### Problem
The records below are made of lines; count those holding the word "Nome" and give the number only.

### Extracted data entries
Start

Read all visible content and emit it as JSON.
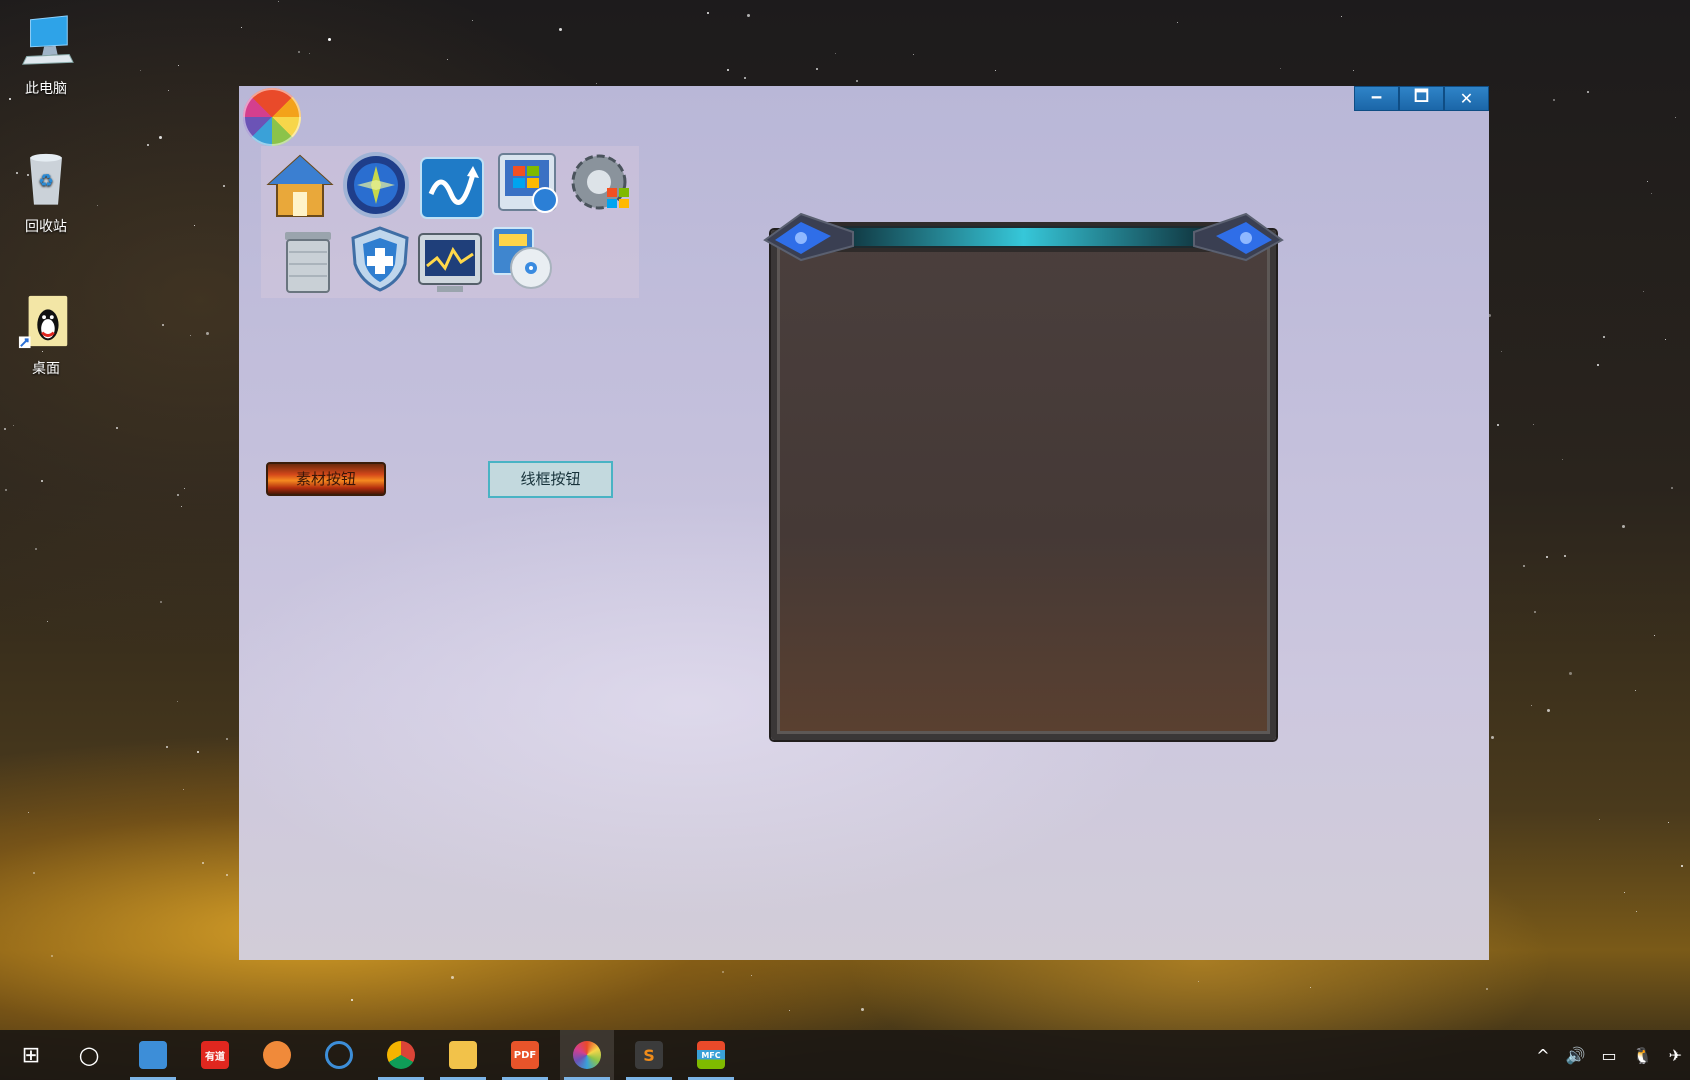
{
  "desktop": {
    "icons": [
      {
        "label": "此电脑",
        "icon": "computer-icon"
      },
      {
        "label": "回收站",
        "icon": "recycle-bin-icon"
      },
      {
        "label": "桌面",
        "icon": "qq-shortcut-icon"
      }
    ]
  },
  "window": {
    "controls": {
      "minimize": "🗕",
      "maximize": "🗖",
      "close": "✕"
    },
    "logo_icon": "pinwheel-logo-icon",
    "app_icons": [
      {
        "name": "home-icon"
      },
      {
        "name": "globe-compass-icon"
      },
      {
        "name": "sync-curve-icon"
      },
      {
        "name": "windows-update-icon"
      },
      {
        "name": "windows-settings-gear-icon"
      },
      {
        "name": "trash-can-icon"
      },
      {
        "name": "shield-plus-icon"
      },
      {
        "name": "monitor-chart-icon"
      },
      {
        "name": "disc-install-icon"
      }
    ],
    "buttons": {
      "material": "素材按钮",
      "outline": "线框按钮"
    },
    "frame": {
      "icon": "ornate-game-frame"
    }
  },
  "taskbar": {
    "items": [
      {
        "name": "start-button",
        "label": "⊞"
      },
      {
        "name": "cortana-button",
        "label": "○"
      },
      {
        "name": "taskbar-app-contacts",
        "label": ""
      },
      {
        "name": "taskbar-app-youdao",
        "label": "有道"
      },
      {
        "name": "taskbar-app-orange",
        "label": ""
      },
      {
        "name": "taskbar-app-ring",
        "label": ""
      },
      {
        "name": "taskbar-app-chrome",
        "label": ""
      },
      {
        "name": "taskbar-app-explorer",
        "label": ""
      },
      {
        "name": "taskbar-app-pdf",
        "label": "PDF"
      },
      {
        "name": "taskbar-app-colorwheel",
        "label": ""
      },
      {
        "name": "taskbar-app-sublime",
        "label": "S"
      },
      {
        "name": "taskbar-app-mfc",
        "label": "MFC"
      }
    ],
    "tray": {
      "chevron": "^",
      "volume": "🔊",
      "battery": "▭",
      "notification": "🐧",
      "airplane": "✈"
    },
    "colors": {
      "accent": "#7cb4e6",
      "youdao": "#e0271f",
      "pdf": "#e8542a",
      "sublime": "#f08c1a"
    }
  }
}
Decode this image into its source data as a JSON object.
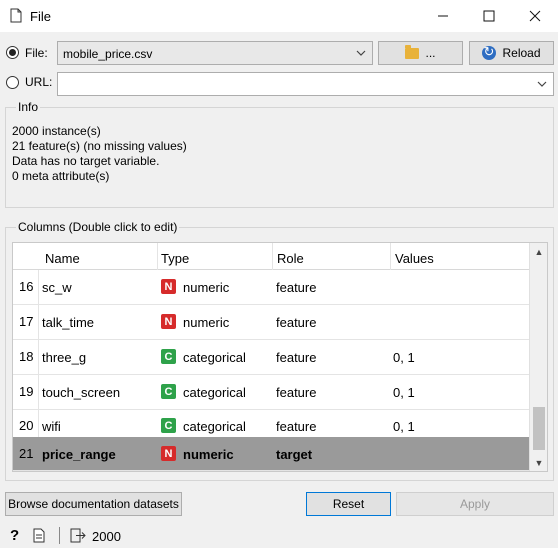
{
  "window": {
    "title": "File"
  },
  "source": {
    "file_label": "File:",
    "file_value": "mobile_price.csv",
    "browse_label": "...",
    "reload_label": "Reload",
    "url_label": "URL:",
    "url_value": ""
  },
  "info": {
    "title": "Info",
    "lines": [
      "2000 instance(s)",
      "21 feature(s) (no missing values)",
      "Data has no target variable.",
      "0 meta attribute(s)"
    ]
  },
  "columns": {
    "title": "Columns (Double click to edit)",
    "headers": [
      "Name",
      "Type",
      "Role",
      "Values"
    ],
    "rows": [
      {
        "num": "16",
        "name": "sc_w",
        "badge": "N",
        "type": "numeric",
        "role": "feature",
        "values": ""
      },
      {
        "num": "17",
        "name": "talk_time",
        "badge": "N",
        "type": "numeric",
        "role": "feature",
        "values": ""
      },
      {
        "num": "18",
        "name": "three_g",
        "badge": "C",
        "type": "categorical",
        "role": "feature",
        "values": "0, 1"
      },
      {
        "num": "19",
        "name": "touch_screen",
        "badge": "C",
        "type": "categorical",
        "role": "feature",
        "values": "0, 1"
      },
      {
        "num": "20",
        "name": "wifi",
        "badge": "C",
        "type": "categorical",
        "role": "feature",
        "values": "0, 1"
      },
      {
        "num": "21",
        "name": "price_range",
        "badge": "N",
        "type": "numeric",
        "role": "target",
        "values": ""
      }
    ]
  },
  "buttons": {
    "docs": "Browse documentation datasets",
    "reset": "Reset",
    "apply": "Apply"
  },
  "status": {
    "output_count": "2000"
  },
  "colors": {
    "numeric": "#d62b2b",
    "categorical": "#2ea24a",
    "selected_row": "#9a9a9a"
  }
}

End
Start

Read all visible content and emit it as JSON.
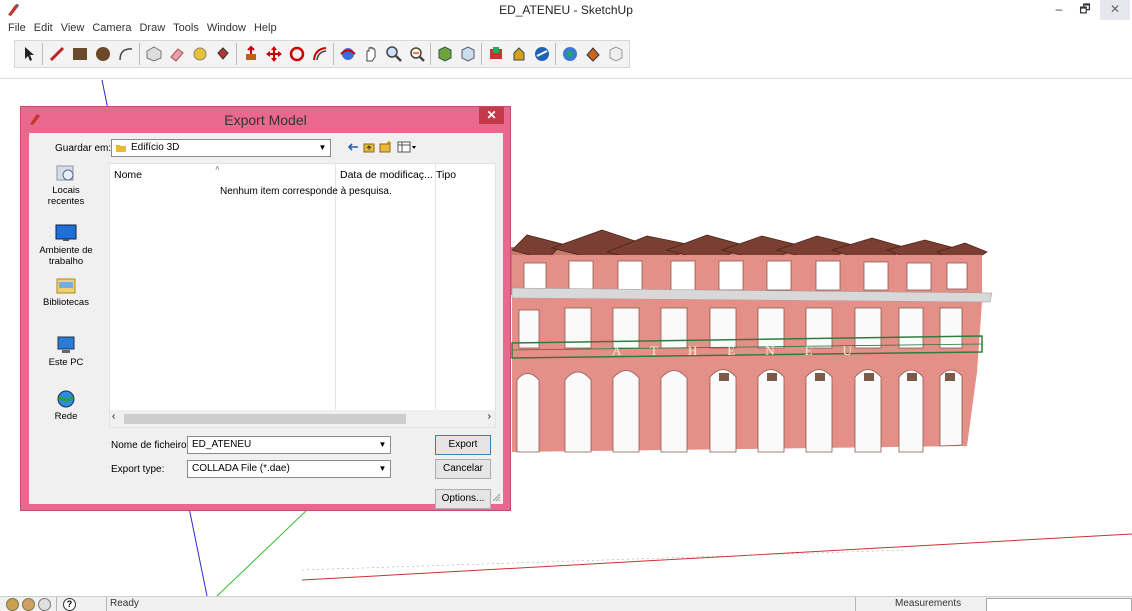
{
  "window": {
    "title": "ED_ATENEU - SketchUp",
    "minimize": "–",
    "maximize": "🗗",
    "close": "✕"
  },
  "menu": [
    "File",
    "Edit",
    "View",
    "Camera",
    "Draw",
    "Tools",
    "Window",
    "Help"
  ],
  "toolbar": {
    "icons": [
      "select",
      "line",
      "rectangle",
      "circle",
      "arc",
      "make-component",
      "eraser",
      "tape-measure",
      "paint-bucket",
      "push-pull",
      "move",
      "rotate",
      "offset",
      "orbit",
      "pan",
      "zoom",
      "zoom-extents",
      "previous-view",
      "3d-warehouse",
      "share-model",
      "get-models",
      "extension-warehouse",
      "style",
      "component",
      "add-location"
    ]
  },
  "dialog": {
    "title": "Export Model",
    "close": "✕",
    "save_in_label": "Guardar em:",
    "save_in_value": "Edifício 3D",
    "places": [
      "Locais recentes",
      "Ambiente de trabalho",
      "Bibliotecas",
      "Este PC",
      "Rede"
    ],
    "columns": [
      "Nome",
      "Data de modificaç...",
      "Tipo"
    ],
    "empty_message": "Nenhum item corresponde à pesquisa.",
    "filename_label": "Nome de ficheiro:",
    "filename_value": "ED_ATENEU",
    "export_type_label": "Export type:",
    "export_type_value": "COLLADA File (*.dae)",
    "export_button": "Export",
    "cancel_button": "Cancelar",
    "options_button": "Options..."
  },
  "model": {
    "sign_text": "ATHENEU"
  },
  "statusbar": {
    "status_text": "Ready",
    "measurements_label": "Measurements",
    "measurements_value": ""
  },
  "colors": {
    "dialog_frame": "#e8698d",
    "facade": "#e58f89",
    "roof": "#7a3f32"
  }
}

End

### Expected output
2